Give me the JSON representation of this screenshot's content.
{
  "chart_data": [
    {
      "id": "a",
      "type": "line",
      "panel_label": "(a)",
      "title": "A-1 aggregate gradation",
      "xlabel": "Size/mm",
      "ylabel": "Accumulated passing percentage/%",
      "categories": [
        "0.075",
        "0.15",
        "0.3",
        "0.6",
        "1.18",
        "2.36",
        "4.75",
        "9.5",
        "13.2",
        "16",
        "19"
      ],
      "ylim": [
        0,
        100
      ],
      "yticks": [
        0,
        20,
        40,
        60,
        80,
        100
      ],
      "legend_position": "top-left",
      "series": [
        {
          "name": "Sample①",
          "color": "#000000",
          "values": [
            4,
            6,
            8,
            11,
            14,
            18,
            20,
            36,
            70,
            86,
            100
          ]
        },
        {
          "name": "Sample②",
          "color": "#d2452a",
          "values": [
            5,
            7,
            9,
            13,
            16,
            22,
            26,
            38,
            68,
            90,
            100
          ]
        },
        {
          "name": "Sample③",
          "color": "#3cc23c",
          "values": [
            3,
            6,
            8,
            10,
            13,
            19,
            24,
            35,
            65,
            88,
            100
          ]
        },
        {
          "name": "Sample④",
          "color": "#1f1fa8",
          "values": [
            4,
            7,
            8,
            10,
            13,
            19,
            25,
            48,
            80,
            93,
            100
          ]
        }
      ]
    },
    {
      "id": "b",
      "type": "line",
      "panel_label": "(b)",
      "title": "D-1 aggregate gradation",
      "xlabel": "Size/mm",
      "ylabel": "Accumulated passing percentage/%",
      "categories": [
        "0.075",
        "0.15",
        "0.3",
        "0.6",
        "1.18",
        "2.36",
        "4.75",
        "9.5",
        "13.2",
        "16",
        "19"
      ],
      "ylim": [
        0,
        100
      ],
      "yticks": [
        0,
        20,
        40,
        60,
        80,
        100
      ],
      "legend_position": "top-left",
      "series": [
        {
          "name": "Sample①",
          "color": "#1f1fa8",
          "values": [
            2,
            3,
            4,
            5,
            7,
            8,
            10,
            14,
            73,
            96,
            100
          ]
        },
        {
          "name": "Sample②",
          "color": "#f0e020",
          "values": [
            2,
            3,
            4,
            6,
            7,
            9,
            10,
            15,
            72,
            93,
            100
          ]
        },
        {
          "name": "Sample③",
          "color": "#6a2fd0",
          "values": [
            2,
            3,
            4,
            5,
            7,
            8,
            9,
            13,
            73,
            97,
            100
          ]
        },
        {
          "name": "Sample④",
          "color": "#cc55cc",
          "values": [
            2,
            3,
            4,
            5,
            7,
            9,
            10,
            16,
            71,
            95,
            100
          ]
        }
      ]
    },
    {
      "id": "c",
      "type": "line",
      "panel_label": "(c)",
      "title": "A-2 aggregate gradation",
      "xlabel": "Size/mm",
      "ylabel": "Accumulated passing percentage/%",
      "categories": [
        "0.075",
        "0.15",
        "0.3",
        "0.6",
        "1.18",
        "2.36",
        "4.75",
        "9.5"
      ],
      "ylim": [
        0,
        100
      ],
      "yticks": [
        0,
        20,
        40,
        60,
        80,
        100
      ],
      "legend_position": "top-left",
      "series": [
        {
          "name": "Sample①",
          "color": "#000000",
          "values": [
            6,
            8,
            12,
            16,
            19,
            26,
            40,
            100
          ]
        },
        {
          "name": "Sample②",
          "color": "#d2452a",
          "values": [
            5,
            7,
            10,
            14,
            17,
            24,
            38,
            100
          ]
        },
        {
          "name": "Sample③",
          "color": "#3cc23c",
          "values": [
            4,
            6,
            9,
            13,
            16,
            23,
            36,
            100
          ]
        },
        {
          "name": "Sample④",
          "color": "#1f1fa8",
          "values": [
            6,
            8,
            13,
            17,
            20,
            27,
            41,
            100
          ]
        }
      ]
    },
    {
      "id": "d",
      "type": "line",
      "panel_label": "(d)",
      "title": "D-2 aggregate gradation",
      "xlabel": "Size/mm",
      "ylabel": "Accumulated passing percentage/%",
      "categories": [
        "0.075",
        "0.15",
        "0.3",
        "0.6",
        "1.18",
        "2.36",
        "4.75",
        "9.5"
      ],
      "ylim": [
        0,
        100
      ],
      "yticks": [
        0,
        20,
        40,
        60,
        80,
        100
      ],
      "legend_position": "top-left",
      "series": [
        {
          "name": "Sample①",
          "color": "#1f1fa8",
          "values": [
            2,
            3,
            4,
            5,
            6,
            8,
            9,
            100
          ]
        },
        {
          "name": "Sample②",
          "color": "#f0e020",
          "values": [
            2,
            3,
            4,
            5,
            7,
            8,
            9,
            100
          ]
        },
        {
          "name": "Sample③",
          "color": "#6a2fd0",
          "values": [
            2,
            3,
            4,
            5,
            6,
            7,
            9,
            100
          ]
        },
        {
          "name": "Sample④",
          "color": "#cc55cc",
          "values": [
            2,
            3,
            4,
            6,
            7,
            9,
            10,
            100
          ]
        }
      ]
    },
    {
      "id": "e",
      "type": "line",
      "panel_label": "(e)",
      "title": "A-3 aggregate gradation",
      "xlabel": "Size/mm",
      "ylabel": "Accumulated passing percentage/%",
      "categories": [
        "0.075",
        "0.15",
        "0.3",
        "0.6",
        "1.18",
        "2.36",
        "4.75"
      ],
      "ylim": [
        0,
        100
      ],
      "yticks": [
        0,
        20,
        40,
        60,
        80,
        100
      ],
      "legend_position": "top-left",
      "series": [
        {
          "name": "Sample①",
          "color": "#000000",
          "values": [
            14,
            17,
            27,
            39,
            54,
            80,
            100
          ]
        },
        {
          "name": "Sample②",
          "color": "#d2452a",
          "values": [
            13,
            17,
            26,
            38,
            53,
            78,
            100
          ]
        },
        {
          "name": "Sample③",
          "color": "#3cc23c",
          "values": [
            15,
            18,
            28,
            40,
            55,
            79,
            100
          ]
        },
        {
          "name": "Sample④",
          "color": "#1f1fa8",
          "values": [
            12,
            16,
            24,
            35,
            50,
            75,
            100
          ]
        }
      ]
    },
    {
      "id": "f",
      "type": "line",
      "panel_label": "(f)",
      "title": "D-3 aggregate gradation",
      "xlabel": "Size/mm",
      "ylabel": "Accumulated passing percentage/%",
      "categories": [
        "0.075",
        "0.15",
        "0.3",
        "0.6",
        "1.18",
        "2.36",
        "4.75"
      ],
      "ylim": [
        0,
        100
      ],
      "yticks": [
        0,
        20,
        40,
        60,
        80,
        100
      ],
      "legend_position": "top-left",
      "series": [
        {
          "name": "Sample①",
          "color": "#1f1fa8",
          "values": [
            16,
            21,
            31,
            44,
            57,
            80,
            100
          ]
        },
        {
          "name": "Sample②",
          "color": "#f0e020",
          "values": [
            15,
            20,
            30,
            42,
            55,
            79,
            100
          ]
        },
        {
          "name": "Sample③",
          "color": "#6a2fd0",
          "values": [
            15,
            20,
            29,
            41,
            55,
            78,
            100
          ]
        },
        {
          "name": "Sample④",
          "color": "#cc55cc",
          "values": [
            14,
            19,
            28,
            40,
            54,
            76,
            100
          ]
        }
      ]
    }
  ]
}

What is being asked
The listing above should be transcribed in full, exactly as written.

Expected answer
Give me the JSON representation of this screenshot's content.
{
  "chart_data": [
    {
      "id": "a",
      "type": "line",
      "panel_label": "(a)",
      "title": "A-1 aggregate gradation",
      "xlabel": "Size/mm",
      "ylabel": "Accumulated passing percentage/%",
      "categories": [
        "0.075",
        "0.15",
        "0.3",
        "0.6",
        "1.18",
        "2.36",
        "4.75",
        "9.5",
        "13.2",
        "16",
        "19"
      ],
      "ylim": [
        0,
        100
      ],
      "yticks": [
        0,
        20,
        40,
        60,
        80,
        100
      ],
      "legend_position": "top-left",
      "series": [
        {
          "name": "Sample①",
          "color": "#000000",
          "values": [
            4,
            6,
            8,
            11,
            14,
            18,
            20,
            36,
            70,
            86,
            100
          ]
        },
        {
          "name": "Sample②",
          "color": "#d2452a",
          "values": [
            5,
            7,
            9,
            13,
            16,
            22,
            26,
            38,
            68,
            90,
            100
          ]
        },
        {
          "name": "Sample③",
          "color": "#3cc23c",
          "values": [
            3,
            6,
            8,
            10,
            13,
            19,
            24,
            35,
            65,
            88,
            100
          ]
        },
        {
          "name": "Sample④",
          "color": "#1f1fa8",
          "values": [
            4,
            7,
            8,
            10,
            13,
            19,
            25,
            48,
            80,
            93,
            100
          ]
        }
      ]
    },
    {
      "id": "b",
      "type": "line",
      "panel_label": "(b)",
      "title": "D-1 aggregate gradation",
      "xlabel": "Size/mm",
      "ylabel": "Accumulated passing percentage/%",
      "categories": [
        "0.075",
        "0.15",
        "0.3",
        "0.6",
        "1.18",
        "2.36",
        "4.75",
        "9.5",
        "13.2",
        "16",
        "19"
      ],
      "ylim": [
        0,
        100
      ],
      "yticks": [
        0,
        20,
        40,
        60,
        80,
        100
      ],
      "legend_position": "top-left",
      "series": [
        {
          "name": "Sample①",
          "color": "#1f1fa8",
          "values": [
            2,
            3,
            4,
            5,
            7,
            8,
            10,
            14,
            73,
            96,
            100
          ]
        },
        {
          "name": "Sample②",
          "color": "#f0e020",
          "values": [
            2,
            3,
            4,
            6,
            7,
            9,
            10,
            15,
            72,
            93,
            100
          ]
        },
        {
          "name": "Sample③",
          "color": "#6a2fd0",
          "values": [
            2,
            3,
            4,
            5,
            7,
            8,
            9,
            13,
            73,
            97,
            100
          ]
        },
        {
          "name": "Sample④",
          "color": "#cc55cc",
          "values": [
            2,
            3,
            4,
            5,
            7,
            9,
            10,
            16,
            71,
            95,
            100
          ]
        }
      ]
    },
    {
      "id": "c",
      "type": "line",
      "panel_label": "(c)",
      "title": "A-2 aggregate gradation",
      "xlabel": "Size/mm",
      "ylabel": "Accumulated passing percentage/%",
      "categories": [
        "0.075",
        "0.15",
        "0.3",
        "0.6",
        "1.18",
        "2.36",
        "4.75",
        "9.5"
      ],
      "ylim": [
        0,
        100
      ],
      "yticks": [
        0,
        20,
        40,
        60,
        80,
        100
      ],
      "legend_position": "top-left",
      "series": [
        {
          "name": "Sample①",
          "color": "#000000",
          "values": [
            6,
            8,
            12,
            16,
            19,
            26,
            40,
            100
          ]
        },
        {
          "name": "Sample②",
          "color": "#d2452a",
          "values": [
            5,
            7,
            10,
            14,
            17,
            24,
            38,
            100
          ]
        },
        {
          "name": "Sample③",
          "color": "#3cc23c",
          "values": [
            4,
            6,
            9,
            13,
            16,
            23,
            36,
            100
          ]
        },
        {
          "name": "Sample④",
          "color": "#1f1fa8",
          "values": [
            6,
            8,
            13,
            17,
            20,
            27,
            41,
            100
          ]
        }
      ]
    },
    {
      "id": "d",
      "type": "line",
      "panel_label": "(d)",
      "title": "D-2 aggregate gradation",
      "xlabel": "Size/mm",
      "ylabel": "Accumulated passing percentage/%",
      "categories": [
        "0.075",
        "0.15",
        "0.3",
        "0.6",
        "1.18",
        "2.36",
        "4.75",
        "9.5"
      ],
      "ylim": [
        0,
        100
      ],
      "yticks": [
        0,
        20,
        40,
        60,
        80,
        100
      ],
      "legend_position": "top-left",
      "series": [
        {
          "name": "Sample①",
          "color": "#1f1fa8",
          "values": [
            2,
            3,
            4,
            5,
            6,
            8,
            9,
            100
          ]
        },
        {
          "name": "Sample②",
          "color": "#f0e020",
          "values": [
            2,
            3,
            4,
            5,
            7,
            8,
            9,
            100
          ]
        },
        {
          "name": "Sample③",
          "color": "#6a2fd0",
          "values": [
            2,
            3,
            4,
            5,
            6,
            7,
            9,
            100
          ]
        },
        {
          "name": "Sample④",
          "color": "#cc55cc",
          "values": [
            2,
            3,
            4,
            6,
            7,
            9,
            10,
            100
          ]
        }
      ]
    },
    {
      "id": "e",
      "type": "line",
      "panel_label": "(e)",
      "title": "A-3 aggregate gradation",
      "xlabel": "Size/mm",
      "ylabel": "Accumulated passing percentage/%",
      "categories": [
        "0.075",
        "0.15",
        "0.3",
        "0.6",
        "1.18",
        "2.36",
        "4.75"
      ],
      "ylim": [
        0,
        100
      ],
      "yticks": [
        0,
        20,
        40,
        60,
        80,
        100
      ],
      "legend_position": "top-left",
      "series": [
        {
          "name": "Sample①",
          "color": "#000000",
          "values": [
            14,
            17,
            27,
            39,
            54,
            80,
            100
          ]
        },
        {
          "name": "Sample②",
          "color": "#d2452a",
          "values": [
            13,
            17,
            26,
            38,
            53,
            78,
            100
          ]
        },
        {
          "name": "Sample③",
          "color": "#3cc23c",
          "values": [
            15,
            18,
            28,
            40,
            55,
            79,
            100
          ]
        },
        {
          "name": "Sample④",
          "color": "#1f1fa8",
          "values": [
            12,
            16,
            24,
            35,
            50,
            75,
            100
          ]
        }
      ]
    },
    {
      "id": "f",
      "type": "line",
      "panel_label": "(f)",
      "title": "D-3 aggregate gradation",
      "xlabel": "Size/mm",
      "ylabel": "Accumulated passing percentage/%",
      "categories": [
        "0.075",
        "0.15",
        "0.3",
        "0.6",
        "1.18",
        "2.36",
        "4.75"
      ],
      "ylim": [
        0,
        100
      ],
      "yticks": [
        0,
        20,
        40,
        60,
        80,
        100
      ],
      "legend_position": "top-left",
      "series": [
        {
          "name": "Sample①",
          "color": "#1f1fa8",
          "values": [
            16,
            21,
            31,
            44,
            57,
            80,
            100
          ]
        },
        {
          "name": "Sample②",
          "color": "#f0e020",
          "values": [
            15,
            20,
            30,
            42,
            55,
            79,
            100
          ]
        },
        {
          "name": "Sample③",
          "color": "#6a2fd0",
          "values": [
            15,
            20,
            29,
            41,
            55,
            78,
            100
          ]
        },
        {
          "name": "Sample④",
          "color": "#cc55cc",
          "values": [
            14,
            19,
            28,
            40,
            54,
            76,
            100
          ]
        }
      ]
    }
  ]
}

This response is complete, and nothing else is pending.